WHAT THE TASK ASKS: Below are some entries; can you quote all of them exactly?

______________________________

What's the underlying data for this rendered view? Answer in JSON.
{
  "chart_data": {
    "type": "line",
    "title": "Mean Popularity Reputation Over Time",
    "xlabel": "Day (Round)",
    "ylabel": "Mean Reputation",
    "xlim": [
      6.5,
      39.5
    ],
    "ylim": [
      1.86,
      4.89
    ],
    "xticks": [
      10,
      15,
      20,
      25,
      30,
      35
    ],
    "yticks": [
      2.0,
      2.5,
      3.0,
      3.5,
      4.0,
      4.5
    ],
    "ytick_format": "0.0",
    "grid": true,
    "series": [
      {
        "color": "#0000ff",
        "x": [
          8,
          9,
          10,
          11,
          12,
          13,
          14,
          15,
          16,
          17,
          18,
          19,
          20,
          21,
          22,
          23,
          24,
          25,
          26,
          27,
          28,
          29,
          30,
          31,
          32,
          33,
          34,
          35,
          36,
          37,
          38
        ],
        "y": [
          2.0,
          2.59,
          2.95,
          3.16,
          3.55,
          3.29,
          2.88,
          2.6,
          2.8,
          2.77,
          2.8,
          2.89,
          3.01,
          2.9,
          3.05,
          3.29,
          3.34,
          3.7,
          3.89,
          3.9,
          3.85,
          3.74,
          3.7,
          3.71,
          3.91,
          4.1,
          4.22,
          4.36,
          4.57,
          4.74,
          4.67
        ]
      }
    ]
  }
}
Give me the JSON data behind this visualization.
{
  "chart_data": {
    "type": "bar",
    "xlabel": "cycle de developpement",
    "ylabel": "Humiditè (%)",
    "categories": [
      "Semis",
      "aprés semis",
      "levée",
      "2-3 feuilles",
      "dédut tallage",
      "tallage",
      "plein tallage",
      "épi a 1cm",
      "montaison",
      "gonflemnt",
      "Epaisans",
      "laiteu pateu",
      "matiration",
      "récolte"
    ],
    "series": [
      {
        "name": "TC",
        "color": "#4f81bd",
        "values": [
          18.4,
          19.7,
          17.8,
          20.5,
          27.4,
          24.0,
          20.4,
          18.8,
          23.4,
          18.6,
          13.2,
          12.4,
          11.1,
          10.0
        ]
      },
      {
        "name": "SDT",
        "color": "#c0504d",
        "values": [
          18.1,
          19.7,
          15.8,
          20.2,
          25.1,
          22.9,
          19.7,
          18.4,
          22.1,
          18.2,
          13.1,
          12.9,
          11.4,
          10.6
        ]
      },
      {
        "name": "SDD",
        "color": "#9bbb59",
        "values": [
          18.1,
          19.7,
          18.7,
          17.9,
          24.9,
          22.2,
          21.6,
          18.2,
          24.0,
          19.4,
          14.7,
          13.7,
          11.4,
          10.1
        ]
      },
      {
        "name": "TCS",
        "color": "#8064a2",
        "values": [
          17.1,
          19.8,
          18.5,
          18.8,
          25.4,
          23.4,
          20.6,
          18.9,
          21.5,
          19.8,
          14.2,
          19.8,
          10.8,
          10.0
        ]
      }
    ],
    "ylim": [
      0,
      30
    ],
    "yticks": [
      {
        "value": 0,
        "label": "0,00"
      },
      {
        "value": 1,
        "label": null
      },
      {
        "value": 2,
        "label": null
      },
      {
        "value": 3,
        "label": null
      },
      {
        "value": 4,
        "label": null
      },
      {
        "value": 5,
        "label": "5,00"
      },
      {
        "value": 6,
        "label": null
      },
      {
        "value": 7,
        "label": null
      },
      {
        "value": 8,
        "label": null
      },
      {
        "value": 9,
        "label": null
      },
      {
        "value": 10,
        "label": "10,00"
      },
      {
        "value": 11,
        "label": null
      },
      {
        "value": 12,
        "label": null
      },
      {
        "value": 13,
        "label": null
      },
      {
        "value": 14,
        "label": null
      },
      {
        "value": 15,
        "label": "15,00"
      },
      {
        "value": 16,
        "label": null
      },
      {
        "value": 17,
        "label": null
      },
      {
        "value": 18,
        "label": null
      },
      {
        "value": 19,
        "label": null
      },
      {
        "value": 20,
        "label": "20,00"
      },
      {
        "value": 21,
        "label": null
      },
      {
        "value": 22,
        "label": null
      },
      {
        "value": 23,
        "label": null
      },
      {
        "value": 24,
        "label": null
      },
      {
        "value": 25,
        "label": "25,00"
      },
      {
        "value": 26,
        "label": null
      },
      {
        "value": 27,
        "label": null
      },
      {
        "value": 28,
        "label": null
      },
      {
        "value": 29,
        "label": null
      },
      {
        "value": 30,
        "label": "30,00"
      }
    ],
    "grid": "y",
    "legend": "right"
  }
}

______________________________

FULL RESPONSE:
What's the underlying data for this rendered view? Answer in JSON.
{
  "chart_data": {
    "type": "line",
    "title": "Mean Popularity Reputation Over Time",
    "xlabel": "Day (Round)",
    "ylabel": "Mean Reputation",
    "xlim": [
      6.5,
      39.5
    ],
    "ylim": [
      1.86,
      4.89
    ],
    "xticks": [
      10,
      15,
      20,
      25,
      30,
      35
    ],
    "yticks": [
      2.0,
      2.5,
      3.0,
      3.5,
      4.0,
      4.5
    ],
    "ytick_format": "0.0",
    "grid": true,
    "series": [
      {
        "color": "#0000ff",
        "x": [
          8,
          9,
          10,
          11,
          12,
          13,
          14,
          15,
          16,
          17,
          18,
          19,
          20,
          21,
          22,
          23,
          24,
          25,
          26,
          27,
          28,
          29,
          30,
          31,
          32,
          33,
          34,
          35,
          36,
          37,
          38
        ],
        "y": [
          2.0,
          2.59,
          2.95,
          3.16,
          3.55,
          3.29,
          2.88,
          2.6,
          2.8,
          2.77,
          2.8,
          2.89,
          3.01,
          2.9,
          3.05,
          3.29,
          3.34,
          3.7,
          3.89,
          3.9,
          3.85,
          3.74,
          3.7,
          3.71,
          3.91,
          4.1,
          4.22,
          4.36,
          4.57,
          4.74,
          4.67
        ]
      }
    ]
  }
}
Give me the JSON data behind this visualization.
{
  "chart_data": {
    "type": "bar",
    "xlabel": "cycle de developpement",
    "ylabel": "Humiditè (%)",
    "categories": [
      "Semis",
      "aprés semis",
      "levée",
      "2-3 feuilles",
      "dédut tallage",
      "tallage",
      "plein tallage",
      "épi a 1cm",
      "montaison",
      "gonflemnt",
      "Epaisans",
      "laiteu pateu",
      "matiration",
      "récolte"
    ],
    "series": [
      {
        "name": "TC",
        "color": "#4f81bd",
        "values": [
          18.4,
          19.7,
          17.8,
          20.5,
          27.4,
          24.0,
          20.4,
          18.8,
          23.4,
          18.6,
          13.2,
          12.4,
          11.1,
          10.0
        ]
      },
      {
        "name": "SDT",
        "color": "#c0504d",
        "values": [
          18.1,
          19.7,
          15.8,
          20.2,
          25.1,
          22.9,
          19.7,
          18.4,
          22.1,
          18.2,
          13.1,
          12.9,
          11.4,
          10.6
        ]
      },
      {
        "name": "SDD",
        "color": "#9bbb59",
        "values": [
          18.1,
          19.7,
          18.7,
          17.9,
          24.9,
          22.2,
          21.6,
          18.2,
          24.0,
          19.4,
          14.7,
          13.7,
          11.4,
          10.1
        ]
      },
      {
        "name": "TCS",
        "color": "#8064a2",
        "values": [
          17.1,
          19.8,
          18.5,
          18.8,
          25.4,
          23.4,
          20.6,
          18.9,
          21.5,
          19.8,
          14.2,
          19.8,
          10.8,
          10.0
        ]
      }
    ],
    "ylim": [
      0,
      30
    ],
    "yticks": [
      {
        "value": 0,
        "label": "0,00"
      },
      {
        "value": 1,
        "label": null
      },
      {
        "value": 2,
        "label": null
      },
      {
        "value": 3,
        "label": null
      },
      {
        "value": 4,
        "label": null
      },
      {
        "value": 5,
        "label": "5,00"
      },
      {
        "value": 6,
        "label": null
      },
      {
        "value": 7,
        "label": null
      },
      {
        "value": 8,
        "label": null
      },
      {
        "value": 9,
        "label": null
      },
      {
        "value": 10,
        "label": "10,00"
      },
      {
        "value": 11,
        "label": null
      },
      {
        "value": 12,
        "label": null
      },
      {
        "value": 13,
        "label": null
      },
      {
        "value": 14,
        "label": null
      },
      {
        "value": 15,
        "label": "15,00"
      },
      {
        "value": 16,
        "label": null
      },
      {
        "value": 17,
        "label": null
      },
      {
        "value": 18,
        "label": null
      },
      {
        "value": 19,
        "label": null
      },
      {
        "value": 20,
        "label": "20,00"
      },
      {
        "value": 21,
        "label": null
      },
      {
        "value": 22,
        "label": null
      },
      {
        "value": 23,
        "label": null
      },
      {
        "value": 24,
        "label": null
      },
      {
        "value": 25,
        "label": "25,00"
      },
      {
        "value": 26,
        "label": null
      },
      {
        "value": 27,
        "label": null
      },
      {
        "value": 28,
        "label": null
      },
      {
        "value": 29,
        "label": null
      },
      {
        "value": 30,
        "label": "30,00"
      }
    ],
    "grid": "y",
    "legend": "right"
  }
}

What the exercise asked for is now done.